[Collected data]
______________________________

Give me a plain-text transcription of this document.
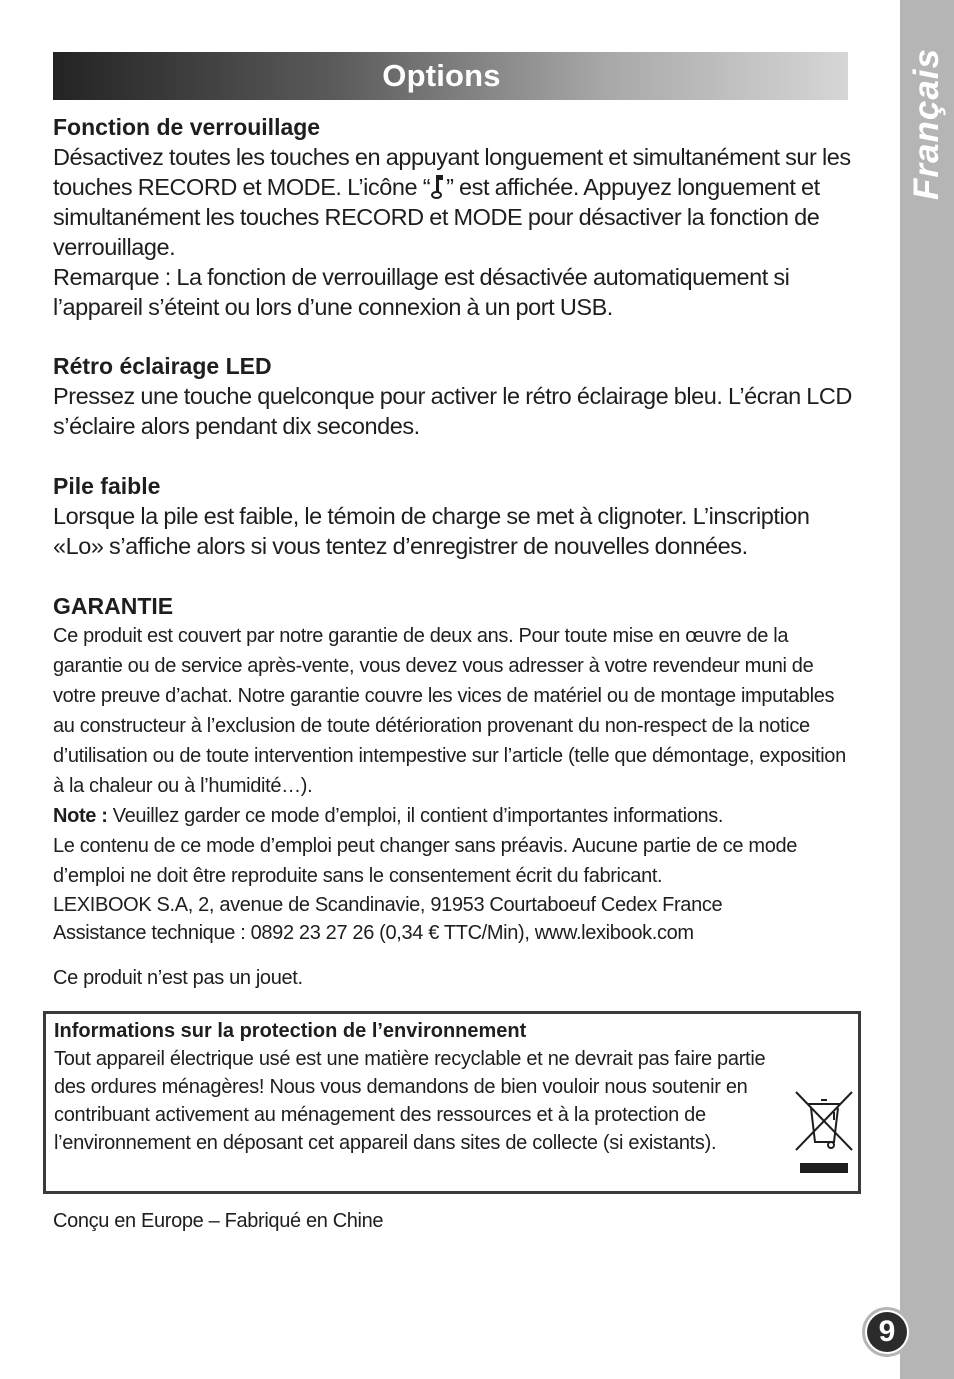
Options	Français
9

Fonction de verrouillage

Désactivez toutes les touches en appuyant longuement et simultanément sur les touches RECORD et MODE. L’icône “ ” est affichée. Appuyez longuement et simultanément les touches RECORD et MODE pour désactiver la fonction de verrouillage.

Remarque : La fonction de verrouillage est désactivée automatiquement si l’appareil s’éteint ou lors d’une connexion à un port USB.

Rétro éclairage LED

Pressez une touche quelconque pour activer le rétro éclairage bleu. L’écran LCD s’éclaire alors pendant dix secondes.

Pile faible

Lorsque la pile est faible, le témoin de charge se met à clignoter. L’inscription «Lo» s’affiche alors si vous tentez d’enregistrer de nouvelles données.

GARANTIE

Ce produit est couvert par notre garantie de deux ans. Pour toute mise en œuvre de la garantie ou de service après-vente, vous devez vous adresser à votre revendeur muni de votre preuve d’achat. Notre garantie couvre les vices de matériel ou de montage imputables au constructeur à l’exclusion de toute détérioration provenant du non-respect de la notice d’utilisation ou de toute intervention intempestive sur l’article (telle que démontage, exposition à la chaleur ou à l’humidité…).

Note : Veuillez garder ce mode d’emploi, il contient d’importantes informations.

Le contenu de ce mode d’emploi peut changer sans préavis. Aucune partie de ce mode d’emploi ne doit être reproduite sans le consentement écrit du fabricant.

LEXIBOOK S.A, 2, avenue de Scandinavie, 91953 Courtaboeuf Cedex France

Assistance technique : 0892 23 27 26 (0,34 € TTC/Min), www.lexibook.com

Ce produit n’est pas un jouet.

Informations sur la protection de l’environnement

Tout appareil électrique usé est une matière recyclable et ne devrait pas faire partie des ordures ménagères! Nous vous demandons de bien vouloir nous soutenir en contribuant activement au ménagement des ressources et à la protection de l’environnement en déposant cet appareil dans sites de collecte (si existants).

Conçu en Europe – Fabriqué en Chine
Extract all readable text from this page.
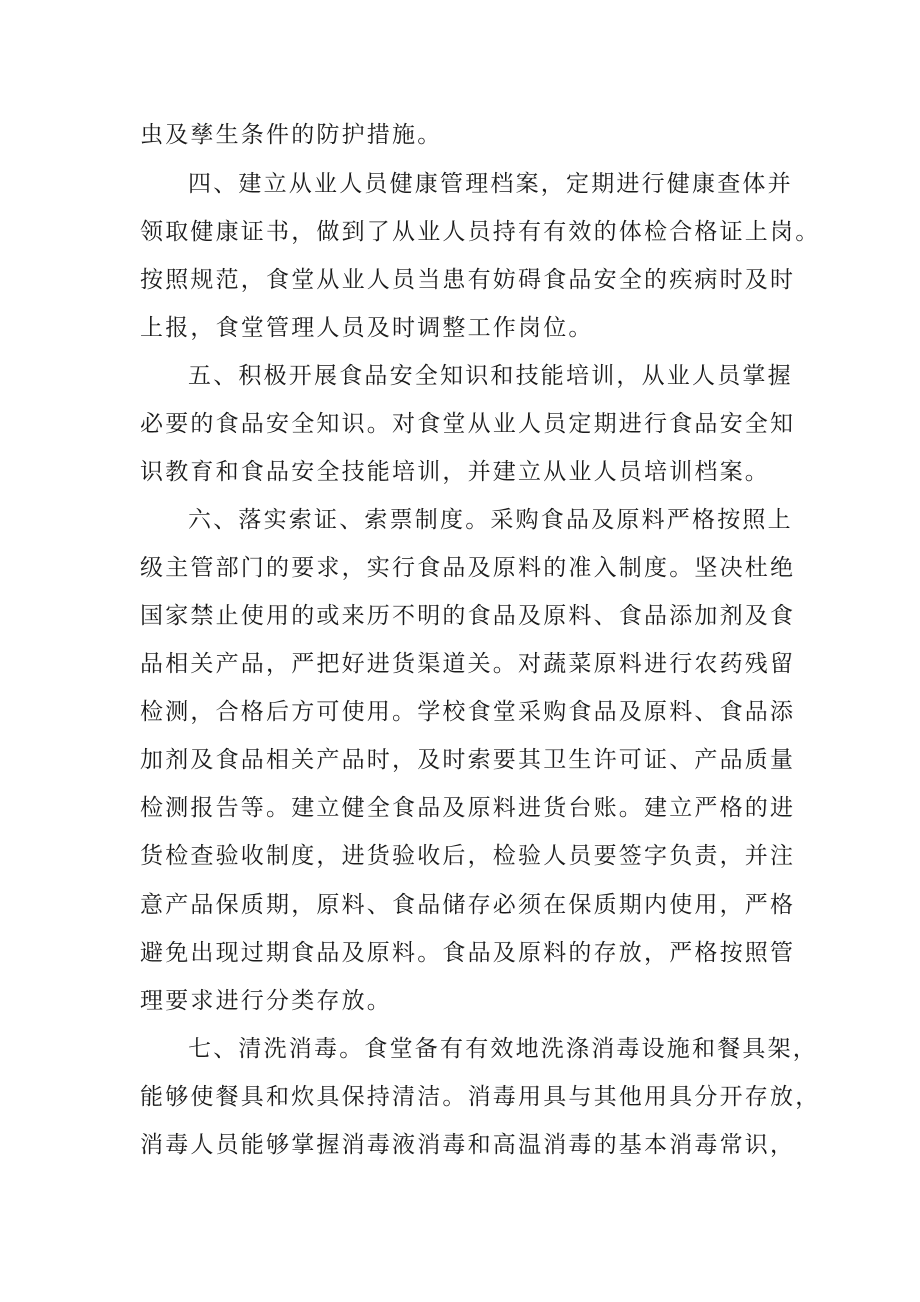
虫及孳生条件的防护措施。
四、建立从业人员健康管理档案，定期进行健康查体并
领取健康证书，做到了从业人员持有有效的体检合格证上岗。
按照规范，食堂从业人员当患有妨碍食品安全的疾病时及时
上报，食堂管理人员及时调整工作岗位。
五、积极开展食品安全知识和技能培训，从业人员掌握
必要的食品安全知识。对食堂从业人员定期进行食品安全知
识教育和食品安全技能培训，并建立从业人员培训档案。
六、落实索证、索票制度。采购食品及原料严格按照上
级主管部门的要求，实行食品及原料的准入制度。坚决杜绝
国家禁止使用的或来历不明的食品及原料、食品添加剂及食
品相关产品，严把好进货渠道关。对蔬菜原料进行农药残留
检测，合格后方可使用。学校食堂采购食品及原料、食品添
加剂及食品相关产品时，及时索要其卫生许可证、产品质量
检测报告等。建立健全食品及原料进货台账。建立严格的进
货检查验收制度，进货验收后，检验人员要签字负责，并注
意产品保质期，原料、食品储存必须在保质期内使用，严格
避免出现过期食品及原料。食品及原料的存放，严格按照管
理要求进行分类存放。
七、清洗消毒。食堂备有有效地洗涤消毒设施和餐具架，
能够使餐具和炊具保持清洁。消毒用具与其他用具分开存放，
消毒人员能够掌握消毒液消毒和高温消毒的基本消毒常识，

______________________________

Repeat the entries exactly and keep the pictures out of the copy.

Give me a plain-text transcription of this document.
Options	Français
9

Fonction de verrouillage

Désactivez toutes les touches en appuyant longuement et simultanément sur les touches RECORD et MODE. L’icône “ ” est affichée. Appuyez longuement et simultanément les touches RECORD et MODE pour désactiver la fonction de verrouillage.

Remarque : La fonction de verrouillage est désactivée automatiquement si l’appareil s’éteint ou lors d’une connexion à un port USB.

Rétro éclairage LED

Pressez une touche quelconque pour activer le rétro éclairage bleu. L’écran LCD s’éclaire alors pendant dix secondes.

Pile faible

Lorsque la pile est faible, le témoin de charge se met à clignoter. L’inscription «Lo» s’affiche alors si vous tentez d’enregistrer de nouvelles données.

GARANTIE

Ce produit est couvert par notre garantie de deux ans. Pour toute mise en œuvre de la garantie ou de service après-vente, vous devez vous adresser à votre revendeur muni de votre preuve d’achat. Notre garantie couvre les vices de matériel ou de montage imputables au constructeur à l’exclusion de toute détérioration provenant du non-respect de la notice d’utilisation ou de toute intervention intempestive sur l’article (telle que démontage, exposition à la chaleur ou à l’humidité…).

Note : Veuillez garder ce mode d’emploi, il contient d’importantes informations.

Le contenu de ce mode d’emploi peut changer sans préavis. Aucune partie de ce mode d’emploi ne doit être reproduite sans le consentement écrit du fabricant.

LEXIBOOK S.A, 2, avenue de Scandinavie, 91953 Courtaboeuf Cedex France

Assistance technique : 0892 23 27 26 (0,34 € TTC/Min), www.lexibook.com

Ce produit n’est pas un jouet.

Informations sur la protection de l’environnement

Tout appareil électrique usé est une matière recyclable et ne devrait pas faire partie des ordures ménagères! Nous vous demandons de bien vouloir nous soutenir en contribuant activement au ménagement des ressources et à la protection de l’environnement en déposant cet appareil dans sites de collecte (si existants).

Conçu en Europe – Fabriqué en Chine
Extract all readable text from this page.
虫及孳生条件的防护措施。
四、建立从业人员健康管理档案，定期进行健康查体并
领取健康证书，做到了从业人员持有有效的体检合格证上岗。
按照规范，食堂从业人员当患有妨碍食品安全的疾病时及时
上报，食堂管理人员及时调整工作岗位。
五、积极开展食品安全知识和技能培训，从业人员掌握
必要的食品安全知识。对食堂从业人员定期进行食品安全知
识教育和食品安全技能培训，并建立从业人员培训档案。
六、落实索证、索票制度。采购食品及原料严格按照上
级主管部门的要求，实行食品及原料的准入制度。坚决杜绝
国家禁止使用的或来历不明的食品及原料、食品添加剂及食
品相关产品，严把好进货渠道关。对蔬菜原料进行农药残留
检测，合格后方可使用。学校食堂采购食品及原料、食品添
加剂及食品相关产品时，及时索要其卫生许可证、产品质量
检测报告等。建立健全食品及原料进货台账。建立严格的进
货检查验收制度，进货验收后，检验人员要签字负责，并注
意产品保质期，原料、食品储存必须在保质期内使用，严格
避免出现过期食品及原料。食品及原料的存放，严格按照管
理要求进行分类存放。
七、清洗消毒。食堂备有有效地洗涤消毒设施和餐具架，
能够使餐具和炊具保持清洁。消毒用具与其他用具分开存放，
消毒人员能够掌握消毒液消毒和高温消毒的基本消毒常识，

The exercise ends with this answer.